'''

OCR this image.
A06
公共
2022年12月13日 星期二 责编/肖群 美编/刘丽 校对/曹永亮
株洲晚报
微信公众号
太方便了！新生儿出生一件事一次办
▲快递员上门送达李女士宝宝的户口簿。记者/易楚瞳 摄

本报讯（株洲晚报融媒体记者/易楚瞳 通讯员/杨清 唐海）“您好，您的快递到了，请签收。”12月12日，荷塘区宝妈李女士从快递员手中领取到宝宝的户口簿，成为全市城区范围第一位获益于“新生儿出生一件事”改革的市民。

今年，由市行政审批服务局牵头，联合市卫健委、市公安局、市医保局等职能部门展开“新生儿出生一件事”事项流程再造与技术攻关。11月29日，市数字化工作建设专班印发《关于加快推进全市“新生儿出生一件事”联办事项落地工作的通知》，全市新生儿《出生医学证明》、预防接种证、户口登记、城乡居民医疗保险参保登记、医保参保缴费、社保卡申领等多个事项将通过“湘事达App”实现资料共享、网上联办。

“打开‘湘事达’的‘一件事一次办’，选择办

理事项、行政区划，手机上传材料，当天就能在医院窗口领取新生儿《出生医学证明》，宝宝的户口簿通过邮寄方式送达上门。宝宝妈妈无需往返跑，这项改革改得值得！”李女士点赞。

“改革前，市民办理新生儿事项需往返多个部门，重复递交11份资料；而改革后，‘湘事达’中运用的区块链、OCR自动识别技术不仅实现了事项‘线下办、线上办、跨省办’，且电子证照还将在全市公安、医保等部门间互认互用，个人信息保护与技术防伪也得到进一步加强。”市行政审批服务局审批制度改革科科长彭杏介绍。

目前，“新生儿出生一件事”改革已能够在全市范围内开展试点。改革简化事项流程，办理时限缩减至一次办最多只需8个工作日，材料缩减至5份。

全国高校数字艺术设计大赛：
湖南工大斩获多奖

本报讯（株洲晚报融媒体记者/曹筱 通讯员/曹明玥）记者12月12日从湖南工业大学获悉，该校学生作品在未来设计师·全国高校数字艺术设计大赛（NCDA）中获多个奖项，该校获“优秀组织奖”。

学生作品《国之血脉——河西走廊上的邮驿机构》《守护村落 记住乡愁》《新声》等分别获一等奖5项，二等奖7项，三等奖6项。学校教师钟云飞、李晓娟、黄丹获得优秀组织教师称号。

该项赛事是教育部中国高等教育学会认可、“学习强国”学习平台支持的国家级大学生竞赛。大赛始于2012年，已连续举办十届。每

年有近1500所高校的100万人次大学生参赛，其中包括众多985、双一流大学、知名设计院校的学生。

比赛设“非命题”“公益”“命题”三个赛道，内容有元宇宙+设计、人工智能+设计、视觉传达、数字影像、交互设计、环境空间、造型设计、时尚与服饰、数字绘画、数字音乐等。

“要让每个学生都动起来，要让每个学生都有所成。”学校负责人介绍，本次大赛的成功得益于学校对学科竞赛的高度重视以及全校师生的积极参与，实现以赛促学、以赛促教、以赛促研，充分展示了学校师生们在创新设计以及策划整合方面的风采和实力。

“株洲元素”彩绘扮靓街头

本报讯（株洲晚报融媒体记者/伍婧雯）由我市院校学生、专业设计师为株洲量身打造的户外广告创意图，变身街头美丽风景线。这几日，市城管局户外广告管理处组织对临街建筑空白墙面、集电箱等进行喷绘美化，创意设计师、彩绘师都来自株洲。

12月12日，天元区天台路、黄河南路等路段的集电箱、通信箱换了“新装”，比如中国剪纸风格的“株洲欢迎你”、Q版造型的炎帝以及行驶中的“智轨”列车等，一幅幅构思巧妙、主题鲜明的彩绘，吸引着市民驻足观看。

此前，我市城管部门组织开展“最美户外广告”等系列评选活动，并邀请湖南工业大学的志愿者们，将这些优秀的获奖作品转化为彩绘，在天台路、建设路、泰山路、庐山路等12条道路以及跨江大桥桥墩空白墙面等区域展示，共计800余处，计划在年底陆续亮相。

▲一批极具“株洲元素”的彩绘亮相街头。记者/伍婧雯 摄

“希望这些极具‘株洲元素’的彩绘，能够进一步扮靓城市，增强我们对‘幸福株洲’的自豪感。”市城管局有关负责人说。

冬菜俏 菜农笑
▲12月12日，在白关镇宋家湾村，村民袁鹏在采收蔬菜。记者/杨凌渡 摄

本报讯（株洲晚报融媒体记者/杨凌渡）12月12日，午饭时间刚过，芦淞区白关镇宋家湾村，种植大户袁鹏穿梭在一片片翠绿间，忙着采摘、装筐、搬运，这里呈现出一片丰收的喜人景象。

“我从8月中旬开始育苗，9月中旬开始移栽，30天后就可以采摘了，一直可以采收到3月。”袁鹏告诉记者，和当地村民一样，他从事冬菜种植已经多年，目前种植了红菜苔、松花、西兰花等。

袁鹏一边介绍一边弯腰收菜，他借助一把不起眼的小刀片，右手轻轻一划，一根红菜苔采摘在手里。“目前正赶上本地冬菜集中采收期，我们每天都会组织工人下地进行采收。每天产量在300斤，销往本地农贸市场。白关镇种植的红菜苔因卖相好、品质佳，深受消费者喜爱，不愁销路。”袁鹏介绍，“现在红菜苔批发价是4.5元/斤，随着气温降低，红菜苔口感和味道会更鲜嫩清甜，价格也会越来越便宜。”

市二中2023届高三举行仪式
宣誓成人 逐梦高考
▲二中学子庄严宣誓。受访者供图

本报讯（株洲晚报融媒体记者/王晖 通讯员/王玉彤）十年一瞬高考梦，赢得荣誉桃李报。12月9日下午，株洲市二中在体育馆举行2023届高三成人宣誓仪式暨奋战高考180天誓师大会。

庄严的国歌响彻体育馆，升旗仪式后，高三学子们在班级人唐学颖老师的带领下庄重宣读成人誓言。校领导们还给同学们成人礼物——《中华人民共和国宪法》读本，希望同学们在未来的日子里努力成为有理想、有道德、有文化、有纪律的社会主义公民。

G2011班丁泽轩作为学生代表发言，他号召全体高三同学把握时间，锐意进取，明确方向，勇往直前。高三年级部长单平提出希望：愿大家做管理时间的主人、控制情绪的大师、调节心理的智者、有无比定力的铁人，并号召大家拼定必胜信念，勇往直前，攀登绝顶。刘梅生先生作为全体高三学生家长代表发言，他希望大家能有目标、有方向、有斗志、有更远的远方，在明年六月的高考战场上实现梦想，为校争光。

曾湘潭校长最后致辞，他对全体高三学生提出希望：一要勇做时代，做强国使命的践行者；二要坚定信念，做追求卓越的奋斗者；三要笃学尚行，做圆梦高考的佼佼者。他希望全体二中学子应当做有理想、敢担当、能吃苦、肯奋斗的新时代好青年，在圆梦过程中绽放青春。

'''

### Exercise goal
Look for lines containing the string "株洲晚报融媒体记者" and copy them all.

### Solution to this problem
本报讯（株洲晚报融媒体记者/易楚瞳 通讯员/杨清 唐海）“您好，您的快递到了，请签收。”12月12日，荷塘区宝妈李女士从快递员手中领取到宝宝的户口簿，成为全市城区范围第一位获益于“新生儿出生一件事”改革的市民。
本报讯（株洲晚报融媒体记者/曹筱 通讯员/曹明玥）记者12月12日从湖南工业大学获悉，该校学生作品在未来设计师·全国高校数字艺术设计大赛（NCDA）中获多个奖项，该校获“优秀组织奖”。
本报讯（株洲晚报融媒体记者/伍婧雯）由我市院校学生、专业设计师为株洲量身打造的户外广告创意图，变身街头美丽风景线。这几日，市城管局户外广告管理处组织对临街建筑空白墙面、集电箱等进行喷绘美化，创意设计师、彩绘师都来自株洲。
本报讯（株洲晚报融媒体记者/杨凌渡）12月12日，午饭时间刚过，芦淞区白关镇宋家湾村，种植大户袁鹏穿梭在一片片翠绿间，忙着采摘、装筐、搬运，这里呈现出一片丰收的喜人景象。
本报讯（株洲晚报融媒体记者/王晖 通讯员/王玉彤）十年一瞬高考梦，赢得荣誉桃李报。12月9日下午，株洲市二中在体育馆举行2023届高三成人宣誓仪式暨奋战高考180天誓师大会。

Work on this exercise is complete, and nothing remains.